## [OBJECTIVE]
Return each entry exactly, with none missing.

[Collection entries]
★ ★ ★ ★ ★ ★ ★
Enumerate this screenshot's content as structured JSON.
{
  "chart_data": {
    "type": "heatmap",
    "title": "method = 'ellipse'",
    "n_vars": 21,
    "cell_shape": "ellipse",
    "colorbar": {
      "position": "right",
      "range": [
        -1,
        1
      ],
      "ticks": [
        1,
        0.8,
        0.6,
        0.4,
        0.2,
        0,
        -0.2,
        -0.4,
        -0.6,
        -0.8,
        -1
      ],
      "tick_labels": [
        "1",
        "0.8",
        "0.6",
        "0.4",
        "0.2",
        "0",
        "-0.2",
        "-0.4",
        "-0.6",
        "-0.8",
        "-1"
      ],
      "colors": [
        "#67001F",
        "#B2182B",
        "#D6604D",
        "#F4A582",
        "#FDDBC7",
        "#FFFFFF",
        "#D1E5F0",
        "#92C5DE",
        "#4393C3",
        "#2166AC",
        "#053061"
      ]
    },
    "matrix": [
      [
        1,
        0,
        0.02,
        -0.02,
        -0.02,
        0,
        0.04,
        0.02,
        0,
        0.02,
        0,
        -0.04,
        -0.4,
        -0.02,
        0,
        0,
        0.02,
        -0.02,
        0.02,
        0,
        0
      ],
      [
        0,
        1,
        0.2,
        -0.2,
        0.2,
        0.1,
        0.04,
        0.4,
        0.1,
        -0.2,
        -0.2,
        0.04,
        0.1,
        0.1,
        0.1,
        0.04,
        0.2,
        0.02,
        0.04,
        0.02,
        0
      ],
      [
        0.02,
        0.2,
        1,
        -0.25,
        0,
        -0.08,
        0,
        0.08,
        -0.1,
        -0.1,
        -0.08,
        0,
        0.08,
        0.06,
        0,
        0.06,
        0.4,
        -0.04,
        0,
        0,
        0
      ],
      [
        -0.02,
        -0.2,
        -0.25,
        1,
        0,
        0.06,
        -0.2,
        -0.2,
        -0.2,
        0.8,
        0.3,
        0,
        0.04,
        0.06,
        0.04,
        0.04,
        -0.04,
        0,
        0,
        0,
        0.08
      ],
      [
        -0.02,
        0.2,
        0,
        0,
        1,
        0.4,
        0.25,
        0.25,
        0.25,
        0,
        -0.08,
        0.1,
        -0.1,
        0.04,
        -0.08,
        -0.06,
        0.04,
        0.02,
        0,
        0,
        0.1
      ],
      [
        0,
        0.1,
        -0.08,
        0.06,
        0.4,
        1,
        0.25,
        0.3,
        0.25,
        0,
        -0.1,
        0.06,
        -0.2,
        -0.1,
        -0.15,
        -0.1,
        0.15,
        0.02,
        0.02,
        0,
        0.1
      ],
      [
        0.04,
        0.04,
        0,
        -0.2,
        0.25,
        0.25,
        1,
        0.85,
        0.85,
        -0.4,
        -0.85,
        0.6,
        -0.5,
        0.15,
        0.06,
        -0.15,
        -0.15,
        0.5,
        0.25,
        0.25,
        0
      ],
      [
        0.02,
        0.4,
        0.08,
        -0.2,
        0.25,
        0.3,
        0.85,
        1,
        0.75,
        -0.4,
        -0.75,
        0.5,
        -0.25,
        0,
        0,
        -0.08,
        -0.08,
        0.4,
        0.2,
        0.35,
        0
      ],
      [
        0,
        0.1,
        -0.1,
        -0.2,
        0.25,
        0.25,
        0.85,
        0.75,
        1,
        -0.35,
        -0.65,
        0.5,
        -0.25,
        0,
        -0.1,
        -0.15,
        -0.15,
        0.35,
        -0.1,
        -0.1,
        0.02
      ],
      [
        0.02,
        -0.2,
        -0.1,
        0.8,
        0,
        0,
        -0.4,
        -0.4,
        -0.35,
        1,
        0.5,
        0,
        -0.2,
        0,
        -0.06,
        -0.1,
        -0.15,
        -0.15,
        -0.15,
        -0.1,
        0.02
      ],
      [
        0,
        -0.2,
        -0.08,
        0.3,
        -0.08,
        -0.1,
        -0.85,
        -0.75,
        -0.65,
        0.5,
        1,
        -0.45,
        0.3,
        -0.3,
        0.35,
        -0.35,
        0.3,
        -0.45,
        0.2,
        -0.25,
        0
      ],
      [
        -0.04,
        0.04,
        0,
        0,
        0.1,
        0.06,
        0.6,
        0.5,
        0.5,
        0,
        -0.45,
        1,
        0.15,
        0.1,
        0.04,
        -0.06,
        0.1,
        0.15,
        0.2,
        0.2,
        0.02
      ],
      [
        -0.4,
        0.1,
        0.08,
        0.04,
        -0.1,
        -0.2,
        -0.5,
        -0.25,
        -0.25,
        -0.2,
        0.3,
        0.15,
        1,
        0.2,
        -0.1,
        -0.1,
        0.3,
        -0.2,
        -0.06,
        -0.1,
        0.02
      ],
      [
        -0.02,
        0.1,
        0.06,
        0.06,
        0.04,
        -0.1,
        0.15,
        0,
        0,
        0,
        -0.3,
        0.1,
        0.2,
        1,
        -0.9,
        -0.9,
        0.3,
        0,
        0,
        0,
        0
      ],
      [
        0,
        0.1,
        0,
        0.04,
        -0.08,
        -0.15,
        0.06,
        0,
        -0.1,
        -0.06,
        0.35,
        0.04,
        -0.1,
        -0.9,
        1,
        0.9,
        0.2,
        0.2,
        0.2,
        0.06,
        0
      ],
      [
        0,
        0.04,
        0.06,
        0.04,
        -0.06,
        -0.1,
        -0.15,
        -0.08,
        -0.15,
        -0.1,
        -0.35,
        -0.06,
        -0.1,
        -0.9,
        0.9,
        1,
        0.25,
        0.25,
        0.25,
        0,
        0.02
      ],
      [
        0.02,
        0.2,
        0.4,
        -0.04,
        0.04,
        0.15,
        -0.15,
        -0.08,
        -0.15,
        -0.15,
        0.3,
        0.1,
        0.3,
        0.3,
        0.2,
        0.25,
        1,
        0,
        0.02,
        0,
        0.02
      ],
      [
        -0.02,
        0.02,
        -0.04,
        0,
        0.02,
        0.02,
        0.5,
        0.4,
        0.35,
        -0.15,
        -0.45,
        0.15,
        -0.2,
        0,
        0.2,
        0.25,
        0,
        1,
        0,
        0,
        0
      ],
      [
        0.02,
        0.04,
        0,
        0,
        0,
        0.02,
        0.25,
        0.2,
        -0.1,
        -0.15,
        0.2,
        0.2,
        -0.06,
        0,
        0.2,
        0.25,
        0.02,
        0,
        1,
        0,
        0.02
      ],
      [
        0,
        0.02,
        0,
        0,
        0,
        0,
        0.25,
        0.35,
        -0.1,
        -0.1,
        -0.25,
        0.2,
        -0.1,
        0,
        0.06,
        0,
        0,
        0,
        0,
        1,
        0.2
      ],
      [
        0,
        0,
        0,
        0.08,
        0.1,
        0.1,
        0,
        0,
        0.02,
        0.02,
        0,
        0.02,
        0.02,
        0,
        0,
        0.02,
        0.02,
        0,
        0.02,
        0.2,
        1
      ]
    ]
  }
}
★ ★ ★ ★ ★ ★ ★
## [ANSWER FOR THE TASK]
Enumerate this screenshot's content as structured JSON.
{
  "chart_data": {
    "type": "heatmap",
    "title": "method = 'ellipse'",
    "n_vars": 21,
    "cell_shape": "ellipse",
    "colorbar": {
      "position": "right",
      "range": [
        -1,
        1
      ],
      "ticks": [
        1,
        0.8,
        0.6,
        0.4,
        0.2,
        0,
        -0.2,
        -0.4,
        -0.6,
        -0.8,
        -1
      ],
      "tick_labels": [
        "1",
        "0.8",
        "0.6",
        "0.4",
        "0.2",
        "0",
        "-0.2",
        "-0.4",
        "-0.6",
        "-0.8",
        "-1"
      ],
      "colors": [
        "#67001F",
        "#B2182B",
        "#D6604D",
        "#F4A582",
        "#FDDBC7",
        "#FFFFFF",
        "#D1E5F0",
        "#92C5DE",
        "#4393C3",
        "#2166AC",
        "#053061"
      ]
    },
    "matrix": [
      [
        1,
        0,
        0.02,
        -0.02,
        -0.02,
        0,
        0.04,
        0.02,
        0,
        0.02,
        0,
        -0.04,
        -0.4,
        -0.02,
        0,
        0,
        0.02,
        -0.02,
        0.02,
        0,
        0
      ],
      [
        0,
        1,
        0.2,
        -0.2,
        0.2,
        0.1,
        0.04,
        0.4,
        0.1,
        -0.2,
        -0.2,
        0.04,
        0.1,
        0.1,
        0.1,
        0.04,
        0.2,
        0.02,
        0.04,
        0.02,
        0
      ],
      [
        0.02,
        0.2,
        1,
        -0.25,
        0,
        -0.08,
        0,
        0.08,
        -0.1,
        -0.1,
        -0.08,
        0,
        0.08,
        0.06,
        0,
        0.06,
        0.4,
        -0.04,
        0,
        0,
        0
      ],
      [
        -0.02,
        -0.2,
        -0.25,
        1,
        0,
        0.06,
        -0.2,
        -0.2,
        -0.2,
        0.8,
        0.3,
        0,
        0.04,
        0.06,
        0.04,
        0.04,
        -0.04,
        0,
        0,
        0,
        0.08
      ],
      [
        -0.02,
        0.2,
        0,
        0,
        1,
        0.4,
        0.25,
        0.25,
        0.25,
        0,
        -0.08,
        0.1,
        -0.1,
        0.04,
        -0.08,
        -0.06,
        0.04,
        0.02,
        0,
        0,
        0.1
      ],
      [
        0,
        0.1,
        -0.08,
        0.06,
        0.4,
        1,
        0.25,
        0.3,
        0.25,
        0,
        -0.1,
        0.06,
        -0.2,
        -0.1,
        -0.15,
        -0.1,
        0.15,
        0.02,
        0.02,
        0,
        0.1
      ],
      [
        0.04,
        0.04,
        0,
        -0.2,
        0.25,
        0.25,
        1,
        0.85,
        0.85,
        -0.4,
        -0.85,
        0.6,
        -0.5,
        0.15,
        0.06,
        -0.15,
        -0.15,
        0.5,
        0.25,
        0.25,
        0
      ],
      [
        0.02,
        0.4,
        0.08,
        -0.2,
        0.25,
        0.3,
        0.85,
        1,
        0.75,
        -0.4,
        -0.75,
        0.5,
        -0.25,
        0,
        0,
        -0.08,
        -0.08,
        0.4,
        0.2,
        0.35,
        0
      ],
      [
        0,
        0.1,
        -0.1,
        -0.2,
        0.25,
        0.25,
        0.85,
        0.75,
        1,
        -0.35,
        -0.65,
        0.5,
        -0.25,
        0,
        -0.1,
        -0.15,
        -0.15,
        0.35,
        -0.1,
        -0.1,
        0.02
      ],
      [
        0.02,
        -0.2,
        -0.1,
        0.8,
        0,
        0,
        -0.4,
        -0.4,
        -0.35,
        1,
        0.5,
        0,
        -0.2,
        0,
        -0.06,
        -0.1,
        -0.15,
        -0.15,
        -0.15,
        -0.1,
        0.02
      ],
      [
        0,
        -0.2,
        -0.08,
        0.3,
        -0.08,
        -0.1,
        -0.85,
        -0.75,
        -0.65,
        0.5,
        1,
        -0.45,
        0.3,
        -0.3,
        0.35,
        -0.35,
        0.3,
        -0.45,
        0.2,
        -0.25,
        0
      ],
      [
        -0.04,
        0.04,
        0,
        0,
        0.1,
        0.06,
        0.6,
        0.5,
        0.5,
        0,
        -0.45,
        1,
        0.15,
        0.1,
        0.04,
        -0.06,
        0.1,
        0.15,
        0.2,
        0.2,
        0.02
      ],
      [
        -0.4,
        0.1,
        0.08,
        0.04,
        -0.1,
        -0.2,
        -0.5,
        -0.25,
        -0.25,
        -0.2,
        0.3,
        0.15,
        1,
        0.2,
        -0.1,
        -0.1,
        0.3,
        -0.2,
        -0.06,
        -0.1,
        0.02
      ],
      [
        -0.02,
        0.1,
        0.06,
        0.06,
        0.04,
        -0.1,
        0.15,
        0,
        0,
        0,
        -0.3,
        0.1,
        0.2,
        1,
        -0.9,
        -0.9,
        0.3,
        0,
        0,
        0,
        0
      ],
      [
        0,
        0.1,
        0,
        0.04,
        -0.08,
        -0.15,
        0.06,
        0,
        -0.1,
        -0.06,
        0.35,
        0.04,
        -0.1,
        -0.9,
        1,
        0.9,
        0.2,
        0.2,
        0.2,
        0.06,
        0
      ],
      [
        0,
        0.04,
        0.06,
        0.04,
        -0.06,
        -0.1,
        -0.15,
        -0.08,
        -0.15,
        -0.1,
        -0.35,
        -0.06,
        -0.1,
        -0.9,
        0.9,
        1,
        0.25,
        0.25,
        0.25,
        0,
        0.02
      ],
      [
        0.02,
        0.2,
        0.4,
        -0.04,
        0.04,
        0.15,
        -0.15,
        -0.08,
        -0.15,
        -0.15,
        0.3,
        0.1,
        0.3,
        0.3,
        0.2,
        0.25,
        1,
        0,
        0.02,
        0,
        0.02
      ],
      [
        -0.02,
        0.02,
        -0.04,
        0,
        0.02,
        0.02,
        0.5,
        0.4,
        0.35,
        -0.15,
        -0.45,
        0.15,
        -0.2,
        0,
        0.2,
        0.25,
        0,
        1,
        0,
        0,
        0
      ],
      [
        0.02,
        0.04,
        0,
        0,
        0,
        0.02,
        0.25,
        0.2,
        -0.1,
        -0.15,
        0.2,
        0.2,
        -0.06,
        0,
        0.2,
        0.25,
        0.02,
        0,
        1,
        0,
        0.02
      ],
      [
        0,
        0.02,
        0,
        0,
        0,
        0,
        0.25,
        0.35,
        -0.1,
        -0.1,
        -0.25,
        0.2,
        -0.1,
        0,
        0.06,
        0,
        0,
        0,
        0,
        1,
        0.2
      ],
      [
        0,
        0,
        0,
        0.08,
        0.1,
        0.1,
        0,
        0,
        0.02,
        0.02,
        0,
        0.02,
        0.02,
        0,
        0,
        0.02,
        0.02,
        0,
        0.02,
        0.2,
        1
      ]
    ]
  }
}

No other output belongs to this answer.